## TEXTE FOURNI
Un collectif de 11 collectivités a présenté mercredi 9 avril 2025 à Station F, à Paris, l'initiative TIE Break" (Trajectoire d'Indépendance Européenne numérique), un projet visant à réduire la dépendance des territoires aux technologies numériques extra-européennes. Un projet promu par les interconnectés en présence d'entreprises françaises, d'institutions et de services de l'État.

Une dépendance numérique évaluée à 1,5 milliard d'euros

L'initiative s'inscrit dans les tensions géopolitiques actuelles avec la menace que celles-ci puissent un jour couper les tuyaux numériques. Mais c'est aussi le constat d'une dépendance qui s'est construite durant ces 50 dernières années avec l'informatisation puis la digitalisation des services publics. "Cette sédimentation s'est faite peut-être sans vision stratégique", regrette Francky Trichet, vice-président de Nantes métropole et président des Interconnectés. Et le résultat est une forte dépendance numérique : "84% des solutions numériques sont d'origine extra européennes, c'est un véritable colonialisme numérique", s'émeut Caroline Zorn, vice-présidente de l'Eurométropole de Strasbourg.

## Lignes d'un jeu de données
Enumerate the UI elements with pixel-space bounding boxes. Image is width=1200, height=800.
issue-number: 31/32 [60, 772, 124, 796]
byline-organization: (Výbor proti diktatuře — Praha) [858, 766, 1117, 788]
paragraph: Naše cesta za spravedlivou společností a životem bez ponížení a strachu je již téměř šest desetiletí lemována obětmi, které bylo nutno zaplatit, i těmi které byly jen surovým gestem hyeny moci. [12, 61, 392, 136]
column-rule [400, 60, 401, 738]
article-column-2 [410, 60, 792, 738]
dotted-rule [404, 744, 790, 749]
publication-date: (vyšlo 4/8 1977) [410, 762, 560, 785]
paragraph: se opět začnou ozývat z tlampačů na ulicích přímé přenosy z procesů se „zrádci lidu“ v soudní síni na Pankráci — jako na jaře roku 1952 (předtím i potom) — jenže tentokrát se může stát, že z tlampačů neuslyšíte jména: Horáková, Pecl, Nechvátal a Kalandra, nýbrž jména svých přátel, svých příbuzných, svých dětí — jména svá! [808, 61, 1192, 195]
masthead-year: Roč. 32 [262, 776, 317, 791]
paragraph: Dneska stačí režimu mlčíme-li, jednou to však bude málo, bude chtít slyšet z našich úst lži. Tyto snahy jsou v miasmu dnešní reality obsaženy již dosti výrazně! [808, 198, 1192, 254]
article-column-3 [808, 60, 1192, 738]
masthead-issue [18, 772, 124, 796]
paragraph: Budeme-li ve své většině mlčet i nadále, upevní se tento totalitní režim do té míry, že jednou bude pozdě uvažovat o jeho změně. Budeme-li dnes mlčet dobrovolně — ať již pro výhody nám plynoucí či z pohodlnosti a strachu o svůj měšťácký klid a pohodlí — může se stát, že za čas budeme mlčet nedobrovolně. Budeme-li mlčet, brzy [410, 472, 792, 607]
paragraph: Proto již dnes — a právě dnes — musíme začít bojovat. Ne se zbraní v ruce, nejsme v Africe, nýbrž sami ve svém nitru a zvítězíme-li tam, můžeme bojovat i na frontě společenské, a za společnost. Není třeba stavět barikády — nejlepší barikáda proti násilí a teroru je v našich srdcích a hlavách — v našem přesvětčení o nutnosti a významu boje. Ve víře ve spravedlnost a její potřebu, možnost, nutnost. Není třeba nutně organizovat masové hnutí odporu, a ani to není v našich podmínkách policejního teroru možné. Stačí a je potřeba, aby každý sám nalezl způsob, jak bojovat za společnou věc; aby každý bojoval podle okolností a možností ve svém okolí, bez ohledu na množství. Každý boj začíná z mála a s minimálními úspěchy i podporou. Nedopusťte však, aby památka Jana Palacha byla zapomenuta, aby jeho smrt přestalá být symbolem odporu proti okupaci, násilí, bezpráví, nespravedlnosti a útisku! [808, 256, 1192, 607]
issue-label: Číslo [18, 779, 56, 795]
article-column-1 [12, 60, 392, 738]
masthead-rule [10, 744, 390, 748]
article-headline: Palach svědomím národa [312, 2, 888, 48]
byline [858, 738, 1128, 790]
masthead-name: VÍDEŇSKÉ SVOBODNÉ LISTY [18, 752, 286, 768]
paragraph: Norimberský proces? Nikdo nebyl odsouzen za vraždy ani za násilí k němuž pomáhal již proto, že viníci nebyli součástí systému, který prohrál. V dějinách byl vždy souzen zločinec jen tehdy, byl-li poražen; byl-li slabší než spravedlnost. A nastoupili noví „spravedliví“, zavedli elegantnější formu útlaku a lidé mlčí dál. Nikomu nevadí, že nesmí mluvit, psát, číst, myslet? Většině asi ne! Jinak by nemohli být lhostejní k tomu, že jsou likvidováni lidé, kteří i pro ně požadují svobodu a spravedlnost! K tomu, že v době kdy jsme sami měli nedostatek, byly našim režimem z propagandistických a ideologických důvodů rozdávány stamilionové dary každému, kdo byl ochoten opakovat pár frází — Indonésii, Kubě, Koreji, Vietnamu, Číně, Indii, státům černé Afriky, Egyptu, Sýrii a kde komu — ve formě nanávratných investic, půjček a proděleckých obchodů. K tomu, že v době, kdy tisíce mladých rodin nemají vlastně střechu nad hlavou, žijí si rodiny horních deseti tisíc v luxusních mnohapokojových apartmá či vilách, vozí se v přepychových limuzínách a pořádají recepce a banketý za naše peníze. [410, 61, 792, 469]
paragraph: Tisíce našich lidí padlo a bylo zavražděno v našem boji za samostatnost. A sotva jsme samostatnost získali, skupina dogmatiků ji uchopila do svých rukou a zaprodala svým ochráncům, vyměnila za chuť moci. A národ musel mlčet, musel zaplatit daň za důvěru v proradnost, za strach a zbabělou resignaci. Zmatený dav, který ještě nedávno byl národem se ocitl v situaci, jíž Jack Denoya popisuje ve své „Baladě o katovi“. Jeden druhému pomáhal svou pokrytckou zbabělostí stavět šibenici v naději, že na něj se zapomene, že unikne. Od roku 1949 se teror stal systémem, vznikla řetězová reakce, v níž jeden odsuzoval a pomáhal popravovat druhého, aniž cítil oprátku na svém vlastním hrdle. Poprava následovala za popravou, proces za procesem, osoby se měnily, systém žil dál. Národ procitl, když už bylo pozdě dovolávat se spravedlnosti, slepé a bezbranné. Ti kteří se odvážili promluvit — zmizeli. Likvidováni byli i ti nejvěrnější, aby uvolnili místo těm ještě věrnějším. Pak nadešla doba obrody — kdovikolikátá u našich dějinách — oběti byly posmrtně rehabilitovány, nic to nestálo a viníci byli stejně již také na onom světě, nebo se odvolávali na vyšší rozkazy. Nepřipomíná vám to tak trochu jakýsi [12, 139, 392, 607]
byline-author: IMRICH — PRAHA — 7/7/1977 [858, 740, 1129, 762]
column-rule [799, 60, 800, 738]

## TÂCHES À RÉALISER
1. Recopiez fidèlement le passage du texte sur l'initiative TIE Break qui va de « L'initiative s'inscrit dans » jusqu'à « l'Eurométropole de Strasbourg. » inclus.
2. Prolongez l'article sur l'initiative TIE Break à partir de sa dernière phrase.
Ces lignes ne sont pas nécessaires.

## RÉPONSES ATTENDUES
1.
L'initiative s'inscrit dans les tensions géopolitiques actuelles avec la menace que celles-ci puissent un jour couper les tuyaux numériques. Mais c'est aussi le constat d'une dépendance qui s'est construite durant ces 50 dernières années avec l'informatisation puis la digitalisation des services publics. "Cette sédimentation s'est faite peut-être sans vision stratégique", regrette Francky Trichet, vice-président de Nantes métropole et président des Interconnectés. Et le résultat est une forte dépendance numérique : "84% des solutions numériques sont d'origine extra européennes, c'est un véritable colonialisme numérique", s'émeut Caroline Zorn, vice-présidente de l'Eurométropole de Strasbourg.

2.
Cette sujétion numérique a une traduction financière. "Avec 22 métropoles, 101 départements, 18 régions, 1.250 Intercos, 35.000 communes, nous parlons a minima de 1,5 milliard d'euros dépensés chaque année auprès d'acteurs économiques qui ne sont pas européens", évalue à la louche l'élu nantais. A ces coûts directs, il faut ajouter des coûts induits. Caroline Zorn cite le cas des cyberattaques, évaluées par l'Anssi à 118 milliards d'euros en 2024 pour la France, celles-ci exploitant souvent les vulnérabilités des logiciels américains. 

Un outil de diagnostic et une bibliothèque d'alternatives

Pour aller au-delà de ces ordres de grandeur, les Interconnectés ont décidé de mener des investigations plus poussées. Pour ce faire, elles vont s'appuyer sur un outil d'autodiagnostic conçu par Montpellier. Manu Reynaud, adjoint au maire de Montpellier, en a présenté la version "alpha". Pour sa collectivité, il montre une dépendance aux solutions extra-européennes – Microsoft en tête - à plus de 50% en prenant en compte les logiciels, infrastructures et ordinateurs de bureau. Ce diagnostic, en accès libre, doit aider les collectivités à bâtir une "trajectoire" pour sortir de cette dépendance.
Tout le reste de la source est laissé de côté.